Given task
Give a verbatim quotation of every record.

Data provided
[Start]
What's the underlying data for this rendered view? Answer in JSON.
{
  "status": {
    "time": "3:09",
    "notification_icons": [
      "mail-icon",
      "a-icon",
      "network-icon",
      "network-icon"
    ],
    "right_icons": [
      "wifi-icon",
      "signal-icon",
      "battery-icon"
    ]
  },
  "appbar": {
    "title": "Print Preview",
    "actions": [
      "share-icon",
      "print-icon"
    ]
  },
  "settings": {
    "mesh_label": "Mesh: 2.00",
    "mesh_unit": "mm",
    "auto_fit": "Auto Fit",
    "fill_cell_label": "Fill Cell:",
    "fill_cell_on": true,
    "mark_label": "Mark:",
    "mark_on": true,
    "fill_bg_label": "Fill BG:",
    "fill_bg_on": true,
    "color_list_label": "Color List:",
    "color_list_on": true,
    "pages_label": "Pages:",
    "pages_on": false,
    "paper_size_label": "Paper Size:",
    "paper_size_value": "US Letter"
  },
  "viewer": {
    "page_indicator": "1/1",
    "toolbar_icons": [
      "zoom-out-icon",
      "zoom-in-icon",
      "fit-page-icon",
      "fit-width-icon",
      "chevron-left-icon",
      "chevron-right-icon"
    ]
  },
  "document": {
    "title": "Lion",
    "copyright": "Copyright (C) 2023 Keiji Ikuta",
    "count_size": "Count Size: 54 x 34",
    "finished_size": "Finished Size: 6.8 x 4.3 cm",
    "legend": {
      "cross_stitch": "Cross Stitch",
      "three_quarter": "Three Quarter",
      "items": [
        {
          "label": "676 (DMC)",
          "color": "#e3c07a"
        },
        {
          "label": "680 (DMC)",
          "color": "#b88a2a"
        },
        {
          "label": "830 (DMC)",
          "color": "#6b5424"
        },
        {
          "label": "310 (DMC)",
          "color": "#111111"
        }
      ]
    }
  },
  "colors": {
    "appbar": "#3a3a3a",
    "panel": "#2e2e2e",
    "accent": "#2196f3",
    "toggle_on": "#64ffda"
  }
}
[End]
Task answer
What's the underlying data for this rendered view? Answer in JSON.
{
  "status": {
    "time": "3:09",
    "notification_icons": [
      "mail-icon",
      "a-icon",
      "network-icon",
      "network-icon"
    ],
    "right_icons": [
      "wifi-icon",
      "signal-icon",
      "battery-icon"
    ]
  },
  "appbar": {
    "title": "Print Preview",
    "actions": [
      "share-icon",
      "print-icon"
    ]
  },
  "settings": {
    "mesh_label": "Mesh: 2.00",
    "mesh_unit": "mm",
    "auto_fit": "Auto Fit",
    "fill_cell_label": "Fill Cell:",
    "fill_cell_on": true,
    "mark_label": "Mark:",
    "mark_on": true,
    "fill_bg_label": "Fill BG:",
    "fill_bg_on": true,
    "color_list_label": "Color List:",
    "color_list_on": true,
    "pages_label": "Pages:",
    "pages_on": false,
    "paper_size_label": "Paper Size:",
    "paper_size_value": "US Letter"
  },
  "viewer": {
    "page_indicator": "1/1",
    "toolbar_icons": [
      "zoom-out-icon",
      "zoom-in-icon",
      "fit-page-icon",
      "fit-width-icon",
      "chevron-left-icon",
      "chevron-right-icon"
    ]
  },
  "document": {
    "title": "Lion",
    "copyright": "Copyright (C) 2023 Keiji Ikuta",
    "count_size": "Count Size: 54 x 34",
    "finished_size": "Finished Size: 6.8 x 4.3 cm",
    "legend": {
      "cross_stitch": "Cross Stitch",
      "three_quarter": "Three Quarter",
      "items": [
        {
          "label": "676 (DMC)",
          "color": "#e3c07a"
        },
        {
          "label": "680 (DMC)",
          "color": "#b88a2a"
        },
        {
          "label": "830 (DMC)",
          "color": "#6b5424"
        },
        {
          "label": "310 (DMC)",
          "color": "#111111"
        }
      ]
    }
  },
  "colors": {
    "appbar": "#3a3a3a",
    "panel": "#2e2e2e",
    "accent": "#2196f3",
    "toggle_on": "#64ffda"
  }
}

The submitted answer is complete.